Challenge = Set down all of the data that follows word for word, without the images.

Extracted material =
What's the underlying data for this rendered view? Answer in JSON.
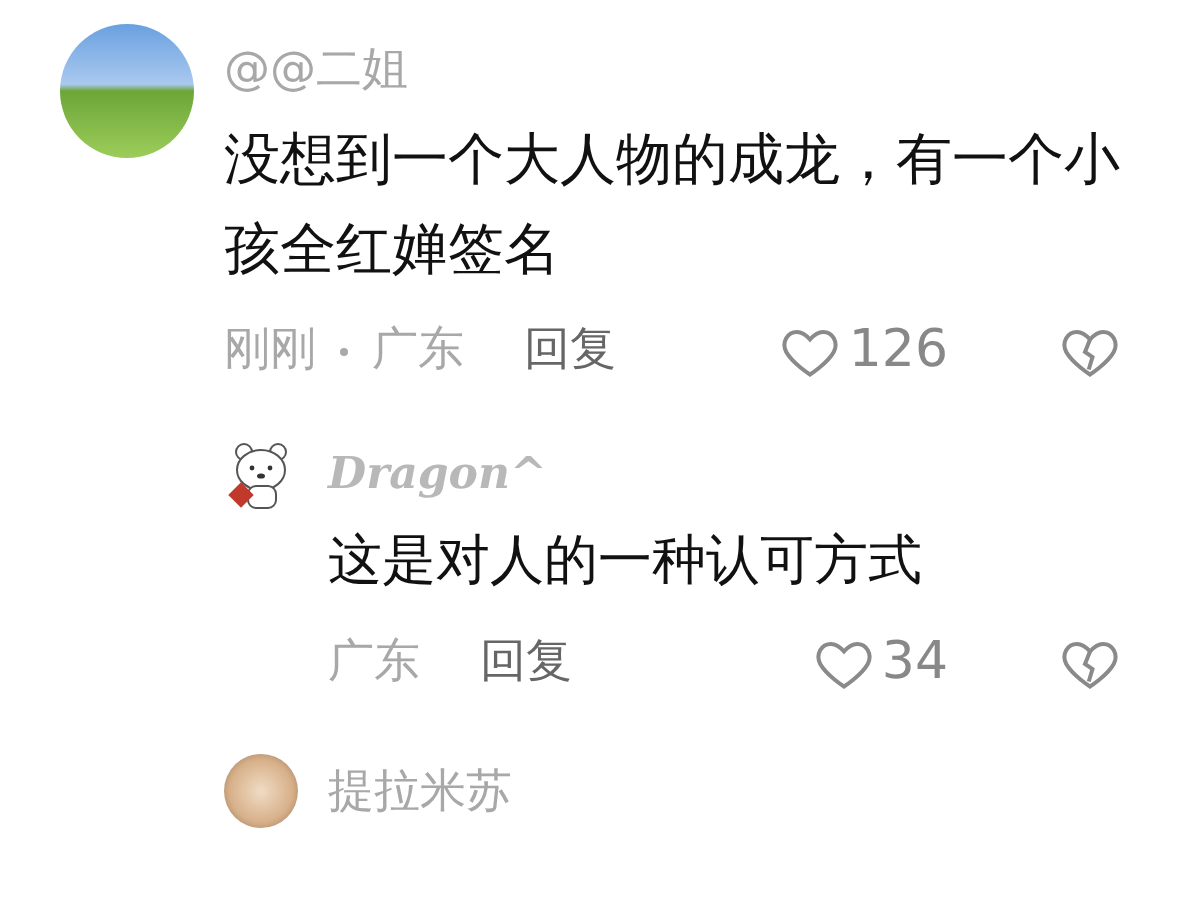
{
  "comments": [
    {
      "username": {
        "text": "@@二姐",
        "kind": "plain"
      },
      "avatar": {
        "kind": "photo"
      },
      "text": "没想到一个大人物的成龙，有一个小孩全红婵签名",
      "time": "刚刚",
      "location": "广东",
      "reply_label": "回复",
      "likes": "126",
      "liked": false,
      "children": [
        {
          "username": {
            "text": "Dragon^",
            "kind": "fancy"
          },
          "avatar": {
            "kind": "cartoon"
          },
          "text": "这是对人的一种认可方式",
          "location": "广东",
          "reply_label": "回复",
          "likes": "34",
          "liked": false
        },
        {
          "username": {
            "text": "提拉米苏",
            "kind": "plain"
          },
          "avatar": {
            "kind": "photo"
          }
        }
      ]
    }
  ]
}
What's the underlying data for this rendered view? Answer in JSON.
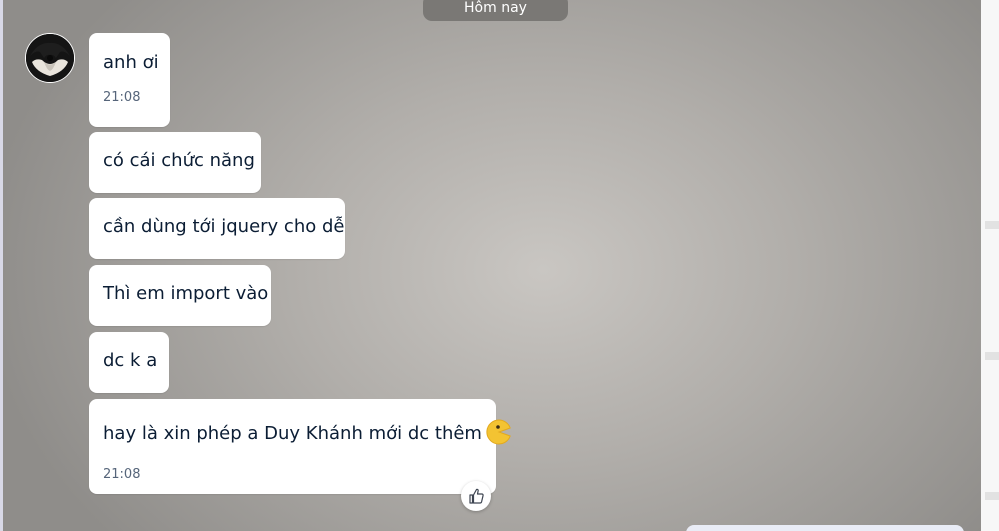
{
  "date_separator": "Hôm nay",
  "avatar": {
    "icon": "user-avatar"
  },
  "messages": [
    {
      "text": "anh ơi",
      "time": "21:08"
    },
    {
      "text": "có cái chức năng"
    },
    {
      "text": "cần dùng tới jquery cho dễ"
    },
    {
      "text": "Thì em import vào"
    },
    {
      "text": "dc k a"
    },
    {
      "text": "hay là xin phép a Duy Khánh mới dc thêm",
      "emoji": "pacman-face-emoji",
      "time": "21:08"
    }
  ],
  "reaction_button": {
    "icon": "thumbs-up-icon"
  },
  "colors": {
    "bubble_bg": "#ffffff",
    "text": "#0b1d34",
    "time": "#56657a",
    "badge_bg": "#7a7875",
    "emoji_yellow": "#f3c332"
  }
}
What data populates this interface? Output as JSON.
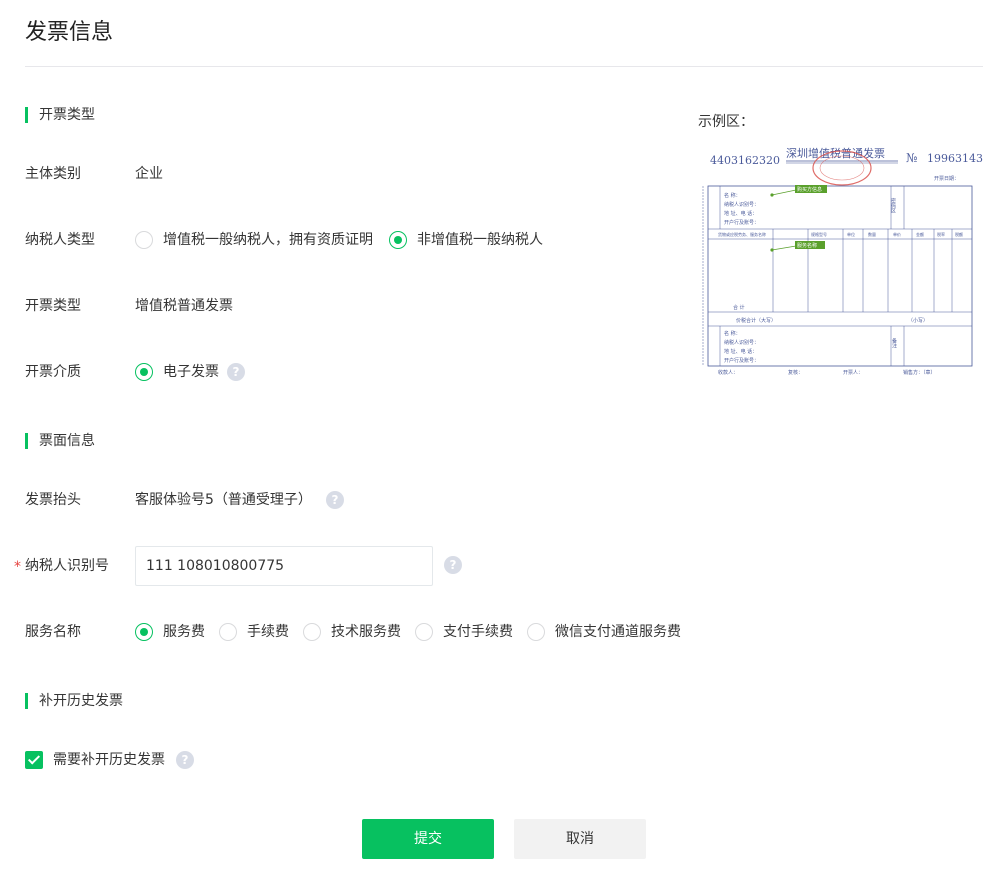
{
  "page": {
    "title": "发票信息"
  },
  "sections": {
    "invoice_type": "开票类型",
    "face_info": "票面信息",
    "history": "补开历史发票"
  },
  "fields": {
    "entity_type": {
      "label": "主体类别",
      "value": "企业"
    },
    "taxpayer_type": {
      "label": "纳税人类型",
      "options": [
        "增值税一般纳税人，拥有资质证明",
        "非增值税一般纳税人"
      ],
      "selected": "非增值税一般纳税人"
    },
    "invoice_kind": {
      "label": "开票类型",
      "value": "增值税普通发票"
    },
    "invoice_medium": {
      "label": "开票介质",
      "options": [
        "电子发票"
      ],
      "selected": "电子发票"
    },
    "invoice_title": {
      "label": "发票抬头",
      "value": "客服体验号5（普通受理子）"
    },
    "taxpayer_id": {
      "label": "纳税人识别号",
      "required_mark": "*",
      "value": "111 108010800775",
      "placeholder": ""
    },
    "service_name": {
      "label": "服务名称",
      "options": [
        "服务费",
        "手续费",
        "技术服务费",
        "支付手续费",
        "微信支付通道服务费"
      ],
      "selected": "服务费"
    },
    "reissue_history": {
      "label": "需要补开历史发票",
      "checked": true
    }
  },
  "help_icon_glyph": "?",
  "actions": {
    "submit": "提交",
    "cancel": "取消"
  },
  "example": {
    "label": "示例区：",
    "invoice_code": "4403162320",
    "invoice_title": "深圳增值税普通发票",
    "number_prefix": "№",
    "invoice_number": "19963143",
    "date_label": "开票日期：",
    "buyer_tag": "购买方信息",
    "item_tag": "服务名称",
    "buyer_rows": [
      "名        称：",
      "纳税人识别号：",
      "地 址、电 话：",
      "开户行及账号："
    ],
    "password_label": "密码区",
    "columns": [
      "货物或应税劳务、服务名称",
      "规格型号",
      "单位",
      "数量",
      "单价",
      "金额",
      "税率",
      "税额"
    ],
    "total_row_label": "合        计",
    "price_tax_label": "价税合计（大写）",
    "price_tax_small": "（小写）",
    "seller_rows": [
      "名        称：",
      "纳税人识别号：",
      "地 址、电 话：",
      "开户行及账号："
    ],
    "remark_label": "备注",
    "footer": [
      "收款人：",
      "复核：",
      "开票人：",
      "销售方：（章）"
    ],
    "colors": {
      "ink": "#4a5a9a",
      "stamp": "#d9534f",
      "tag": "#5aa02c"
    }
  },
  "colors": {
    "accent": "#07c160",
    "required": "#e64340"
  }
}
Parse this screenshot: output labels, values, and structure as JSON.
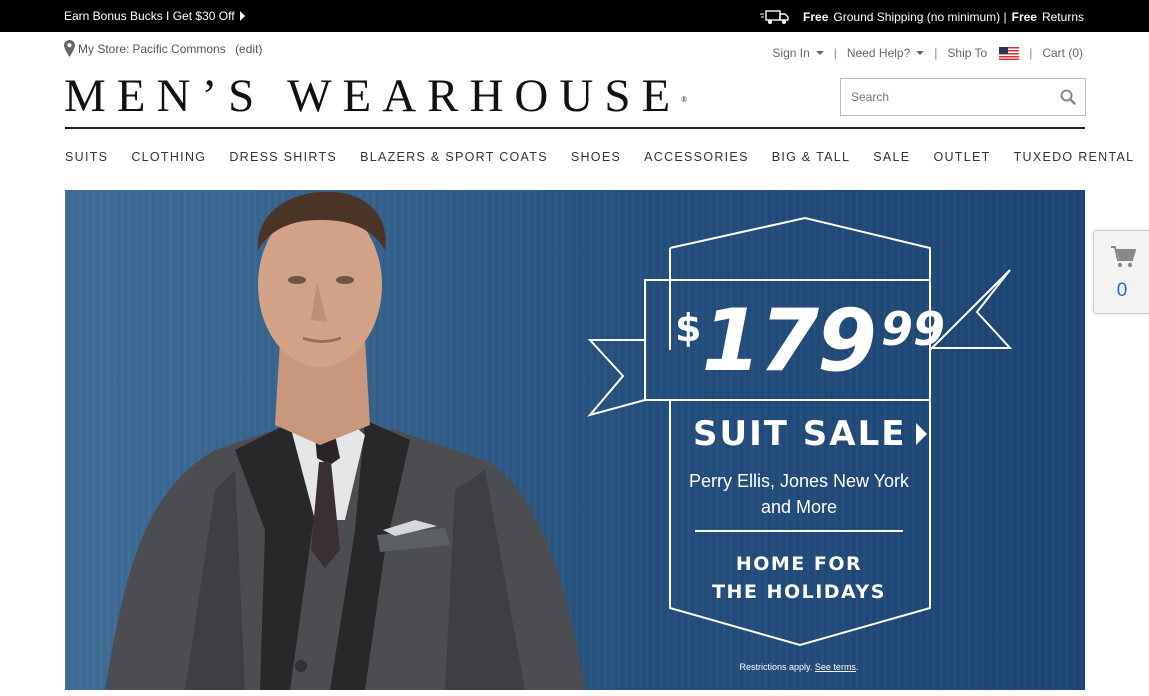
{
  "topbar": {
    "promo": "Earn Bonus Bucks I Get $30 Off",
    "ship_free1": "Free",
    "ship_text": "Ground Shipping (no minimum) |",
    "ship_free2": "Free",
    "ship_returns": "Returns"
  },
  "utility": {
    "store_prefix": "My Store:",
    "store_name": "Pacific Commons",
    "store_edit": "(edit)",
    "sign_in": "Sign In",
    "need_help": "Need Help?",
    "ship_to": "Ship To",
    "cart": "Cart (0)",
    "separator": "|"
  },
  "logo": {
    "text": "MEN’S WEARHOUSE",
    "mark": "®"
  },
  "search": {
    "placeholder": "Search"
  },
  "nav": [
    "SUITS",
    "CLOTHING",
    "DRESS SHIRTS",
    "BLAZERS & SPORT COATS",
    "SHOES",
    "ACCESSORIES",
    "BIG & TALL",
    "SALE",
    "OUTLET",
    "TUXEDO RENTAL"
  ],
  "hero": {
    "price_currency": "$",
    "price_whole": "179",
    "price_cents": "99",
    "headline": "SUIT SALE",
    "brands_line1": "Perry Ellis, Jones New York",
    "brands_line2": "and More",
    "holiday_line1": "HOME FOR",
    "holiday_line2": "THE HOLIDAYS",
    "restrictions": "Restrictions apply.",
    "terms": "See terms",
    "restrictions_end": "."
  },
  "floating_cart": {
    "count": "0"
  },
  "colors": {
    "topbar": "#000000",
    "hero_blue": "#234e7c",
    "cart_count": "#2a6fb5"
  }
}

Exercise answer =
What's the underlying data for this rendered view? Answer in JSON.
{
  "comments": [
    {
      "username": {
        "text": "@@二姐",
        "kind": "plain"
      },
      "avatar": {
        "kind": "photo"
      },
      "text": "没想到一个大人物的成龙，有一个小孩全红婵签名",
      "time": "刚刚",
      "location": "广东",
      "reply_label": "回复",
      "likes": "126",
      "liked": false,
      "children": [
        {
          "username": {
            "text": "Dragon^",
            "kind": "fancy"
          },
          "avatar": {
            "kind": "cartoon"
          },
          "text": "这是对人的一种认可方式",
          "location": "广东",
          "reply_label": "回复",
          "likes": "34",
          "liked": false
        },
        {
          "username": {
            "text": "提拉米苏",
            "kind": "plain"
          },
          "avatar": {
            "kind": "photo"
          }
        }
      ]
    }
  ]
}
What's the underlying data for this rendered view? Answer in JSON.
{
  "date_separator": "Hôm nay",
  "avatar": {
    "icon": "user-avatar"
  },
  "messages": [
    {
      "text": "anh ơi",
      "time": "21:08"
    },
    {
      "text": "có cái chức năng"
    },
    {
      "text": "cần dùng tới jquery cho dễ"
    },
    {
      "text": "Thì em import vào"
    },
    {
      "text": "dc k a"
    },
    {
      "text": "hay là xin phép a Duy Khánh mới dc thêm",
      "emoji": "pacman-face-emoji",
      "time": "21:08"
    }
  ],
  "reaction_button": {
    "icon": "thumbs-up-icon"
  },
  "colors": {
    "bubble_bg": "#ffffff",
    "text": "#0b1d34",
    "time": "#56657a",
    "badge_bg": "#7a7875",
    "emoji_yellow": "#f3c332"
  }
}
What data populates this interface? Output as JSON.
{
  "page": {
    "title": "发票信息"
  },
  "sections": {
    "invoice_type": "开票类型",
    "face_info": "票面信息",
    "history": "补开历史发票"
  },
  "fields": {
    "entity_type": {
      "label": "主体类别",
      "value": "企业"
    },
    "taxpayer_type": {
      "label": "纳税人类型",
      "options": [
        "增值税一般纳税人，拥有资质证明",
        "非增值税一般纳税人"
      ],
      "selected": "非增值税一般纳税人"
    },
    "invoice_kind": {
      "label": "开票类型",
      "value": "增值税普通发票"
    },
    "invoice_medium": {
      "label": "开票介质",
      "options": [
        "电子发票"
      ],
      "selected": "电子发票"
    },
    "invoice_title": {
      "label": "发票抬头",
      "value": "客服体验号5（普通受理子）"
    },
    "taxpayer_id": {
      "label": "纳税人识别号",
      "required_mark": "*",
      "value": "111 108010800775",
      "placeholder": ""
    },
    "service_name": {
      "label": "服务名称",
      "options": [
        "服务费",
        "手续费",
        "技术服务费",
        "支付手续费",
        "微信支付通道服务费"
      ],
      "selected": "服务费"
    },
    "reissue_history": {
      "label": "需要补开历史发票",
      "checked": true
    }
  },
  "help_icon_glyph": "?",
  "actions": {
    "submit": "提交",
    "cancel": "取消"
  },
  "example": {
    "label": "示例区：",
    "invoice_code": "4403162320",
    "invoice_title": "深圳增值税普通发票",
    "number_prefix": "№",
    "invoice_number": "19963143",
    "date_label": "开票日期：",
    "buyer_tag": "购买方信息",
    "item_tag": "服务名称",
    "buyer_rows": [
      "名        称：",
      "纳税人识别号：",
      "地 址、电 话：",
      "开户行及账号："
    ],
    "password_label": "密码区",
    "columns": [
      "货物或应税劳务、服务名称",
      "规格型号",
      "单位",
      "数量",
      "单价",
      "金额",
      "税率",
      "税额"
    ],
    "total_row_label": "合        计",
    "price_tax_label": "价税合计（大写）",
    "price_tax_small": "（小写）",
    "seller_rows": [
      "名        称：",
      "纳税人识别号：",
      "地 址、电 话：",
      "开户行及账号："
    ],
    "remark_label": "备注",
    "footer": [
      "收款人：",
      "复核：",
      "开票人：",
      "销售方：（章）"
    ],
    "colors": {
      "ink": "#4a5a9a",
      "stamp": "#d9534f",
      "tag": "#5aa02c"
    }
  },
  "colors": {
    "accent": "#07c160",
    "required": "#e64340"
  }
}
Parse this screenshot: output labels, values, and structure as JSON.
{
  "topbar": {
    "promo": "Earn Bonus Bucks I Get $30 Off",
    "ship_free1": "Free",
    "ship_text": "Ground Shipping (no minimum) |",
    "ship_free2": "Free",
    "ship_returns": "Returns"
  },
  "utility": {
    "store_prefix": "My Store:",
    "store_name": "Pacific Commons",
    "store_edit": "(edit)",
    "sign_in": "Sign In",
    "need_help": "Need Help?",
    "ship_to": "Ship To",
    "cart": "Cart (0)",
    "separator": "|"
  },
  "logo": {
    "text": "MEN’S WEARHOUSE",
    "mark": "®"
  },
  "search": {
    "placeholder": "Search"
  },
  "nav": [
    "SUITS",
    "CLOTHING",
    "DRESS SHIRTS",
    "BLAZERS & SPORT COATS",
    "SHOES",
    "ACCESSORIES",
    "BIG & TALL",
    "SALE",
    "OUTLET",
    "TUXEDO RENTAL"
  ],
  "hero": {
    "price_currency": "$",
    "price_whole": "179",
    "price_cents": "99",
    "headline": "SUIT SALE",
    "brands_line1": "Perry Ellis, Jones New York",
    "brands_line2": "and More",
    "holiday_line1": "HOME FOR",
    "holiday_line2": "THE HOLIDAYS",
    "restrictions": "Restrictions apply.",
    "terms": "See terms",
    "restrictions_end": "."
  },
  "floating_cart": {
    "count": "0"
  },
  "colors": {
    "topbar": "#000000",
    "hero_blue": "#234e7c",
    "cart_count": "#2a6fb5"
  }
}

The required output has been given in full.